STATED GOAL »
For this exercise, repeat all of the material verbatim apart from its images.

Collection entries:

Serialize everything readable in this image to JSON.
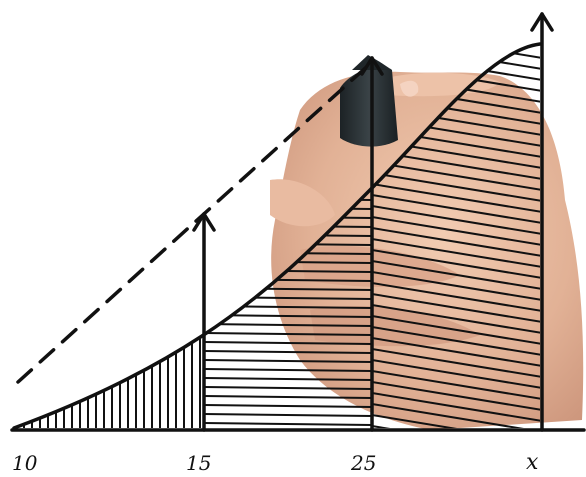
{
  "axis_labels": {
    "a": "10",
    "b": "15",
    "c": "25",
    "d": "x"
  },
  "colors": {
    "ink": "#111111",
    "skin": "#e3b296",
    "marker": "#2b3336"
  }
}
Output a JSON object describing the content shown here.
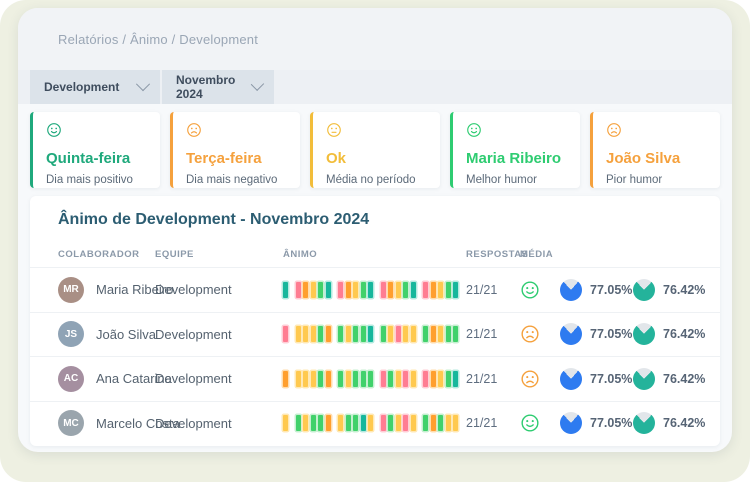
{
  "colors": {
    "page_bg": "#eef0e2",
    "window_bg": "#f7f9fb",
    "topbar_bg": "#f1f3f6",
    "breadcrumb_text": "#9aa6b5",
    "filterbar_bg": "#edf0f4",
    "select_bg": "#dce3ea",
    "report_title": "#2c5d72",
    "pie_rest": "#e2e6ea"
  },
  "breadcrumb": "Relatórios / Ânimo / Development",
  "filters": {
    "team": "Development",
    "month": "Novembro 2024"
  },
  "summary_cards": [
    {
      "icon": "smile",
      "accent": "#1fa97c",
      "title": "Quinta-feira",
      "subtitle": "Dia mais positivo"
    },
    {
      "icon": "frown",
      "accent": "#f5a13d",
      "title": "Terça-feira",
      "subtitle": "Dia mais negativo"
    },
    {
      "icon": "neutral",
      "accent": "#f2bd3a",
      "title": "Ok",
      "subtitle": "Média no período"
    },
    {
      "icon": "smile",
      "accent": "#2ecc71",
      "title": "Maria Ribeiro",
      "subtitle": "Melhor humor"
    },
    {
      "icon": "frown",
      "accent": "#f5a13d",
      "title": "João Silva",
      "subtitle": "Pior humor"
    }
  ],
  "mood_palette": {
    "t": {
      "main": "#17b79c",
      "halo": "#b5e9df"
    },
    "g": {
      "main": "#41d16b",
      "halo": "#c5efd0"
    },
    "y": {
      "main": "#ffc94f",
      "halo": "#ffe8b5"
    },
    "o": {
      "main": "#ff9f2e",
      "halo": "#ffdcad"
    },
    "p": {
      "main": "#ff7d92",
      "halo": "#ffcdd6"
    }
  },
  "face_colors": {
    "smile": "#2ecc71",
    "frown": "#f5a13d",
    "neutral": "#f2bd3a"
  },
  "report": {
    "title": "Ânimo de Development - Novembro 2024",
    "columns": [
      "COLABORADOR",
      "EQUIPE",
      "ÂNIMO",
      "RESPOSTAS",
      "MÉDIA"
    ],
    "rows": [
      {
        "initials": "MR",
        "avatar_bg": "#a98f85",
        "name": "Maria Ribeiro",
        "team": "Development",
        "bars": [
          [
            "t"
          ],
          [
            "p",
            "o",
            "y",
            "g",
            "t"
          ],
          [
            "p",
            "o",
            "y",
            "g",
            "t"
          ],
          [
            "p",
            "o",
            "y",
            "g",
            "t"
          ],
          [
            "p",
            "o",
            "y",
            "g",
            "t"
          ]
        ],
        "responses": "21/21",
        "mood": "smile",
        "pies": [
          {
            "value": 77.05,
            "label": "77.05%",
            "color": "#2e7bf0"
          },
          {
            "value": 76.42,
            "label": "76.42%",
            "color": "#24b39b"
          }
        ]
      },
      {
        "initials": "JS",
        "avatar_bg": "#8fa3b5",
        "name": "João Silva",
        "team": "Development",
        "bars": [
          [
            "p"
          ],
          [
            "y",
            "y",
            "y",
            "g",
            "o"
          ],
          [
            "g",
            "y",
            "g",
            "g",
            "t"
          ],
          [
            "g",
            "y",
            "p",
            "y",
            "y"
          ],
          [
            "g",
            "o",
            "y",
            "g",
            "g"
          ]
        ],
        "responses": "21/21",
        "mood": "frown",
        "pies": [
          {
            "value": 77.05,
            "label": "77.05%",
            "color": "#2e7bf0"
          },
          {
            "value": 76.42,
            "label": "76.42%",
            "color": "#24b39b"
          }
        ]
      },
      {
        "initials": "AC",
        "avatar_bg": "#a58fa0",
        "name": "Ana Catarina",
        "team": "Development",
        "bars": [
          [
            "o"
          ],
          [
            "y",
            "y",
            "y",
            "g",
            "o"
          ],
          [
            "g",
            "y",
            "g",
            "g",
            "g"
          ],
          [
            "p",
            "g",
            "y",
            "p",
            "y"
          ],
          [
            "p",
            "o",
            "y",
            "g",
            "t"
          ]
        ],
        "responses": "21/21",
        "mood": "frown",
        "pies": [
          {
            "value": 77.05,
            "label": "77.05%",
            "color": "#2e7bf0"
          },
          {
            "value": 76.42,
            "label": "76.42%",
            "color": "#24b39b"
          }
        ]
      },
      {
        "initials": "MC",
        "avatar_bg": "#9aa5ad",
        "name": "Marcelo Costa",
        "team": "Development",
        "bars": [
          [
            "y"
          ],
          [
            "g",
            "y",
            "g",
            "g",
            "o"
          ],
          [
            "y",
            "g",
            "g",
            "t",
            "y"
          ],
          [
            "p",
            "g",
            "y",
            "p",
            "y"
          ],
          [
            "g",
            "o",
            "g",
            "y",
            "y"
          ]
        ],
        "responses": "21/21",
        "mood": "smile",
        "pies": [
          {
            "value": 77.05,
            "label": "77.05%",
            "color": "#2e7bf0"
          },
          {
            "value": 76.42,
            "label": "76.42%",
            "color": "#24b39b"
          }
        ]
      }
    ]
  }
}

THE RESULT »
Serialize everything readable in this image to JSON.
{
  "axis_labels": {
    "a": "10",
    "b": "15",
    "c": "25",
    "d": "x"
  },
  "colors": {
    "ink": "#111111",
    "skin": "#e3b296",
    "marker": "#2b3336"
  }
}
Output a JSON object describing the content shown here.
{
  "colors": {
    "page_bg": "#eef0e2",
    "window_bg": "#f7f9fb",
    "topbar_bg": "#f1f3f6",
    "breadcrumb_text": "#9aa6b5",
    "filterbar_bg": "#edf0f4",
    "select_bg": "#dce3ea",
    "report_title": "#2c5d72",
    "pie_rest": "#e2e6ea"
  },
  "breadcrumb": "Relatórios / Ânimo / Development",
  "filters": {
    "team": "Development",
    "month": "Novembro 2024"
  },
  "summary_cards": [
    {
      "icon": "smile",
      "accent": "#1fa97c",
      "title": "Quinta-feira",
      "subtitle": "Dia mais positivo"
    },
    {
      "icon": "frown",
      "accent": "#f5a13d",
      "title": "Terça-feira",
      "subtitle": "Dia mais negativo"
    },
    {
      "icon": "neutral",
      "accent": "#f2bd3a",
      "title": "Ok",
      "subtitle": "Média no período"
    },
    {
      "icon": "smile",
      "accent": "#2ecc71",
      "title": "Maria Ribeiro",
      "subtitle": "Melhor humor"
    },
    {
      "icon": "frown",
      "accent": "#f5a13d",
      "title": "João Silva",
      "subtitle": "Pior humor"
    }
  ],
  "mood_palette": {
    "t": {
      "main": "#17b79c",
      "halo": "#b5e9df"
    },
    "g": {
      "main": "#41d16b",
      "halo": "#c5efd0"
    },
    "y": {
      "main": "#ffc94f",
      "halo": "#ffe8b5"
    },
    "o": {
      "main": "#ff9f2e",
      "halo": "#ffdcad"
    },
    "p": {
      "main": "#ff7d92",
      "halo": "#ffcdd6"
    }
  },
  "face_colors": {
    "smile": "#2ecc71",
    "frown": "#f5a13d",
    "neutral": "#f2bd3a"
  },
  "report": {
    "title": "Ânimo de Development - Novembro 2024",
    "columns": [
      "COLABORADOR",
      "EQUIPE",
      "ÂNIMO",
      "RESPOSTAS",
      "MÉDIA"
    ],
    "rows": [
      {
        "initials": "MR",
        "avatar_bg": "#a98f85",
        "name": "Maria Ribeiro",
        "team": "Development",
        "bars": [
          [
            "t"
          ],
          [
            "p",
            "o",
            "y",
            "g",
            "t"
          ],
          [
            "p",
            "o",
            "y",
            "g",
            "t"
          ],
          [
            "p",
            "o",
            "y",
            "g",
            "t"
          ],
          [
            "p",
            "o",
            "y",
            "g",
            "t"
          ]
        ],
        "responses": "21/21",
        "mood": "smile",
        "pies": [
          {
            "value": 77.05,
            "label": "77.05%",
            "color": "#2e7bf0"
          },
          {
            "value": 76.42,
            "label": "76.42%",
            "color": "#24b39b"
          }
        ]
      },
      {
        "initials": "JS",
        "avatar_bg": "#8fa3b5",
        "name": "João Silva",
        "team": "Development",
        "bars": [
          [
            "p"
          ],
          [
            "y",
            "y",
            "y",
            "g",
            "o"
          ],
          [
            "g",
            "y",
            "g",
            "g",
            "t"
          ],
          [
            "g",
            "y",
            "p",
            "y",
            "y"
          ],
          [
            "g",
            "o",
            "y",
            "g",
            "g"
          ]
        ],
        "responses": "21/21",
        "mood": "frown",
        "pies": [
          {
            "value": 77.05,
            "label": "77.05%",
            "color": "#2e7bf0"
          },
          {
            "value": 76.42,
            "label": "76.42%",
            "color": "#24b39b"
          }
        ]
      },
      {
        "initials": "AC",
        "avatar_bg": "#a58fa0",
        "name": "Ana Catarina",
        "team": "Development",
        "bars": [
          [
            "o"
          ],
          [
            "y",
            "y",
            "y",
            "g",
            "o"
          ],
          [
            "g",
            "y",
            "g",
            "g",
            "g"
          ],
          [
            "p",
            "g",
            "y",
            "p",
            "y"
          ],
          [
            "p",
            "o",
            "y",
            "g",
            "t"
          ]
        ],
        "responses": "21/21",
        "mood": "frown",
        "pies": [
          {
            "value": 77.05,
            "label": "77.05%",
            "color": "#2e7bf0"
          },
          {
            "value": 76.42,
            "label": "76.42%",
            "color": "#24b39b"
          }
        ]
      },
      {
        "initials": "MC",
        "avatar_bg": "#9aa5ad",
        "name": "Marcelo Costa",
        "team": "Development",
        "bars": [
          [
            "y"
          ],
          [
            "g",
            "y",
            "g",
            "g",
            "o"
          ],
          [
            "y",
            "g",
            "g",
            "t",
            "y"
          ],
          [
            "p",
            "g",
            "y",
            "p",
            "y"
          ],
          [
            "g",
            "o",
            "g",
            "y",
            "y"
          ]
        ],
        "responses": "21/21",
        "mood": "smile",
        "pies": [
          {
            "value": 77.05,
            "label": "77.05%",
            "color": "#2e7bf0"
          },
          {
            "value": 76.42,
            "label": "76.42%",
            "color": "#24b39b"
          }
        ]
      }
    ]
  }
}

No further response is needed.